▶ _Aim of the exercise_:
Your task is to repeat the entries underneath exactly, minus the pictures.
>> start
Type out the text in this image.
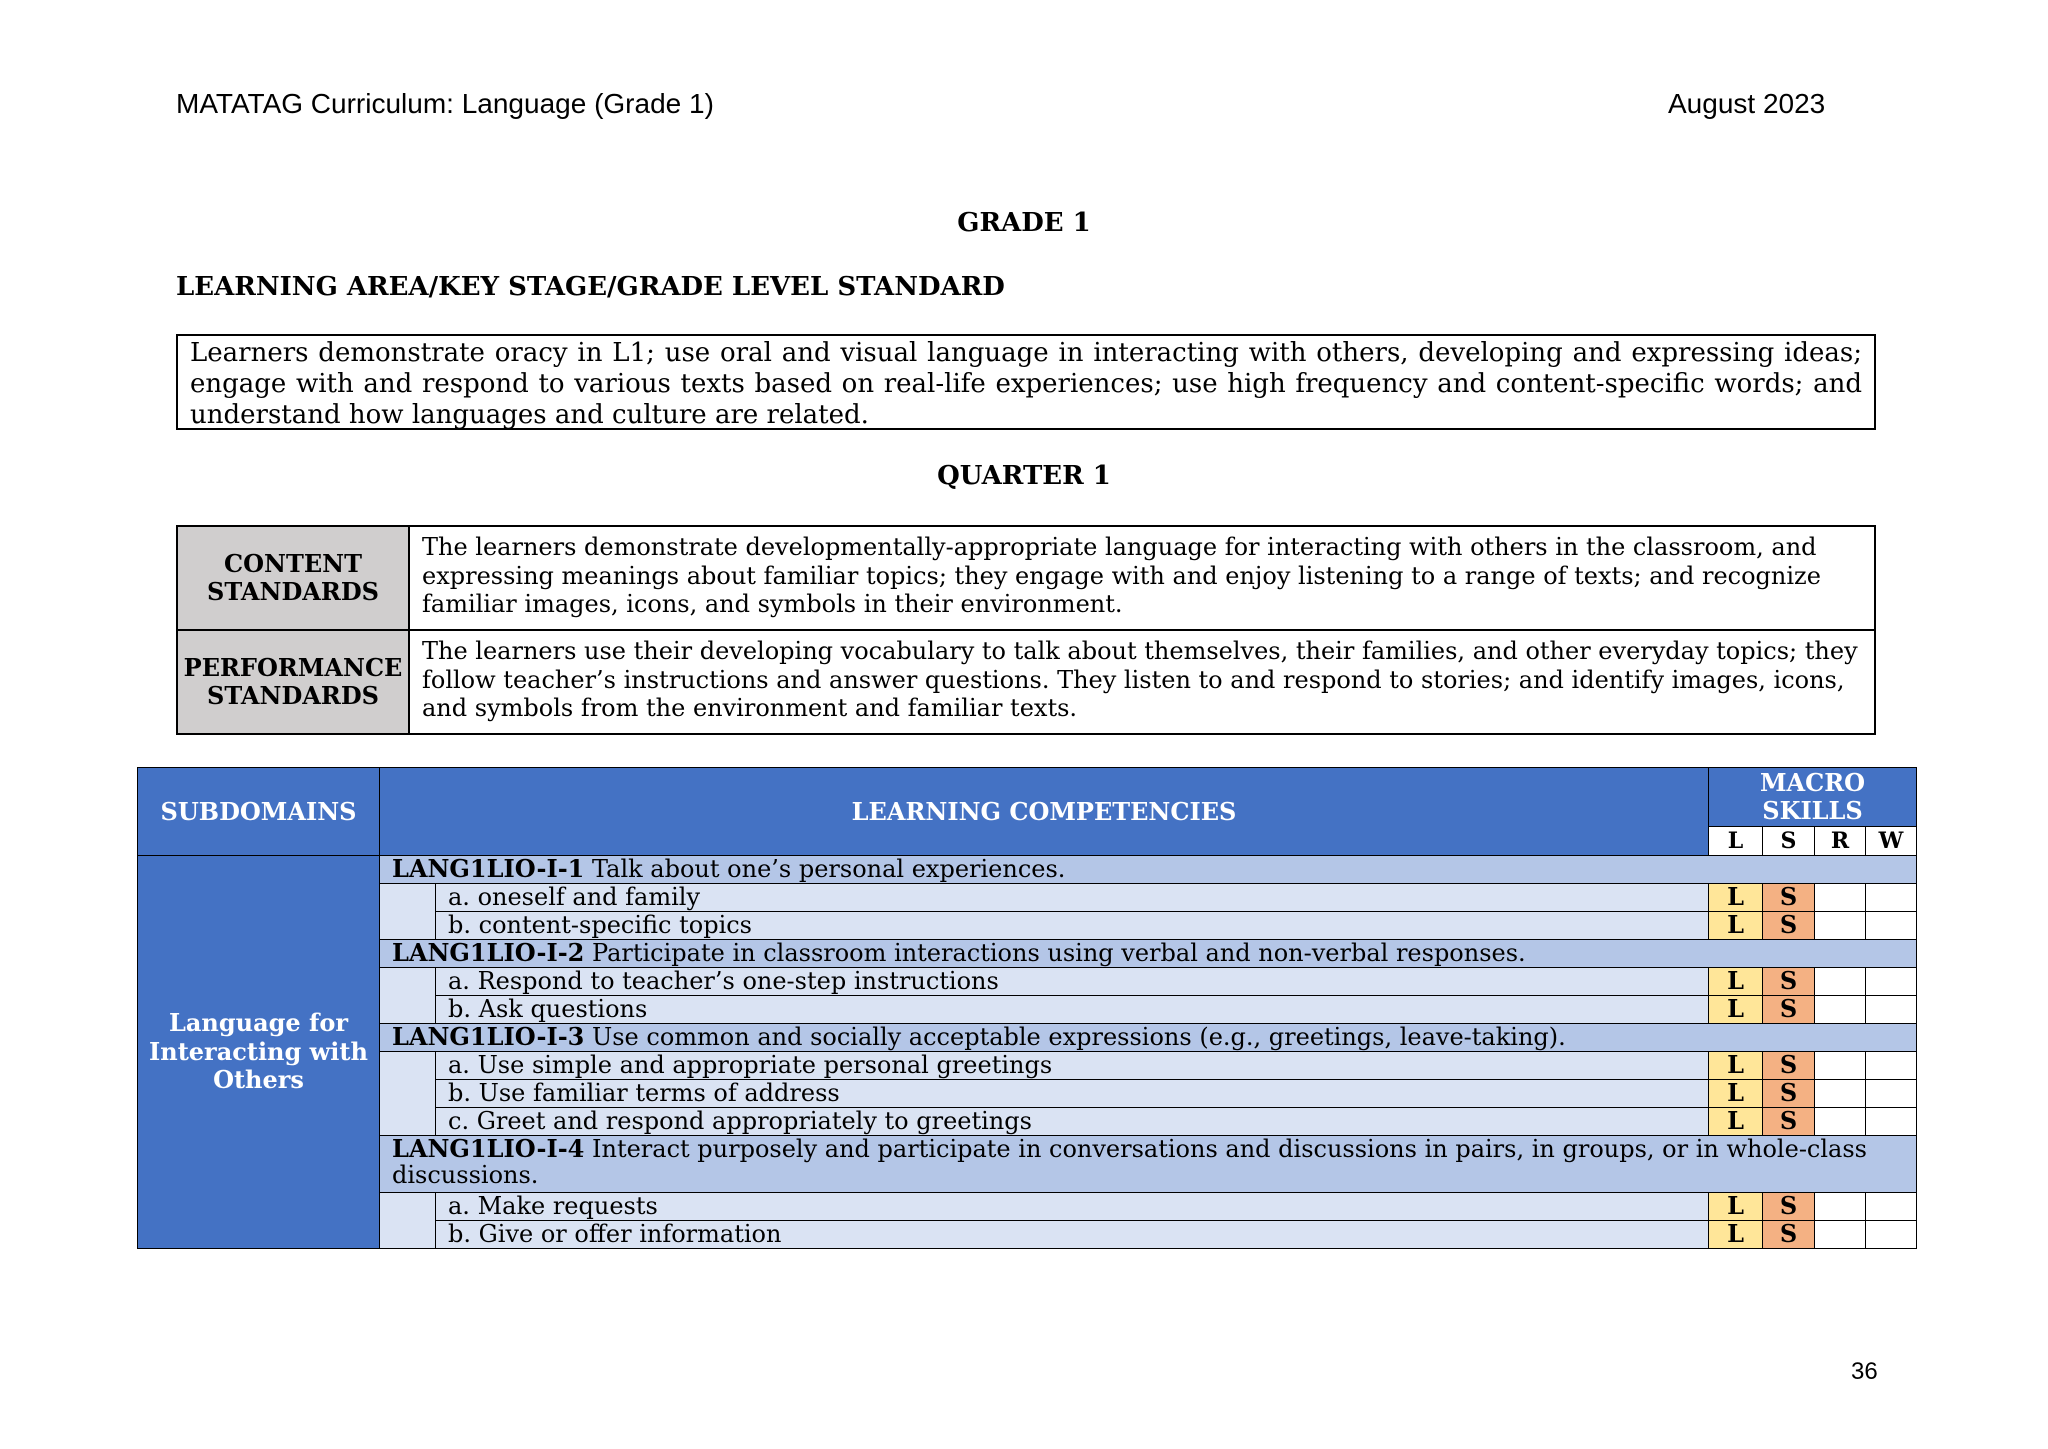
MATATAG Curriculum: Language (Grade 1)	August 2023
GRADE 1
LEARNING AREA/KEY STAGE/GRADE LEVEL STANDARD
Learners demonstrate oracy in L1; use oral and visual language in interacting with others, developing and expressing ideas; engage with and respond to various texts based on real-life experiences; use high frequency and content-specific words; and understand how languages and culture are related.
QUARTER 1
CONTENT
STANDARDS	The learners demonstrate developmentally-appropriate language for interacting with others in the classroom, and expressing meanings about familiar topics; they engage with and enjoy listening to a range of texts; and recognize familiar images, icons, and symbols in their environment.

PERFORMANCE
STANDARDS	The learners use their developing vocabulary to talk about themselves, their families, and other everyday topics; they follow teacher’s instructions and answer questions. They listen to and respond to stories; and identify images, icons, and symbols from the environment and familiar texts.
SUBDOMAINS	LEARNING COMPETENCIES		MACRO
SKILLS			

			L	S	R	W

Language for
Interacting with
Others	LANG1LIO-I-1 Talk about one’s personal experiences.					
		a. oneself and family	L	S		
		b. content-specific topics	L	S		
	LANG1LIO-I-2 Participate in classroom interactions using verbal and non-verbal responses.					
		a. Respond to teacher’s one-step instructions	L	S		
		b. Ask questions	L	S		
	LANG1LIO-I-3 Use common and socially acceptable expressions (e.g., greetings, leave-taking).					
		a. Use simple and appropriate personal greetings	L	S		
		b. Use familiar terms of address	L	S		
		c. Greet and respond appropriately to greetings	L	S		
	LANG1LIO-I-4 Interact purposely and participate in conversations and discussions in pairs, in groups, or in whole-class discussions.					
		a. Make requests	L	S		
		b. Give or offer information	L	S		
36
>> end
▶ _In response_:
Type out the text in this image.
MATATAG Curriculum: Language (Grade 1)	August 2023
GRADE 1
LEARNING AREA/KEY STAGE/GRADE LEVEL STANDARD
Learners demonstrate oracy in L1; use oral and visual language in interacting with others, developing and expressing ideas; engage with and respond to various texts based on real-life experiences; use high frequency and content-specific words; and understand how languages and culture are related.
QUARTER 1
CONTENT
STANDARDS	The learners demonstrate developmentally-appropriate language for interacting with others in the classroom, and expressing meanings about familiar topics; they engage with and enjoy listening to a range of texts; and recognize familiar images, icons, and symbols in their environment.

PERFORMANCE
STANDARDS	The learners use their developing vocabulary to talk about themselves, their families, and other everyday topics; they follow teacher’s instructions and answer questions. They listen to and respond to stories; and identify images, icons, and symbols from the environment and familiar texts.
SUBDOMAINS	LEARNING COMPETENCIES		MACRO
SKILLS			

			L	S	R	W

Language for
Interacting with
Others	LANG1LIO-I-1 Talk about one’s personal experiences.					
		a. oneself and family	L	S		
		b. content-specific topics	L	S		
	LANG1LIO-I-2 Participate in classroom interactions using verbal and non-verbal responses.					
		a. Respond to teacher’s one-step instructions	L	S		
		b. Ask questions	L	S		
	LANG1LIO-I-3 Use common and socially acceptable expressions (e.g., greetings, leave-taking).					
		a. Use simple and appropriate personal greetings	L	S		
		b. Use familiar terms of address	L	S		
		c. Greet and respond appropriately to greetings	L	S		
	LANG1LIO-I-4 Interact purposely and participate in conversations and discussions in pairs, in groups, or in whole-class discussions.					
		a. Make requests	L	S		
		b. Give or offer information	L	S		
36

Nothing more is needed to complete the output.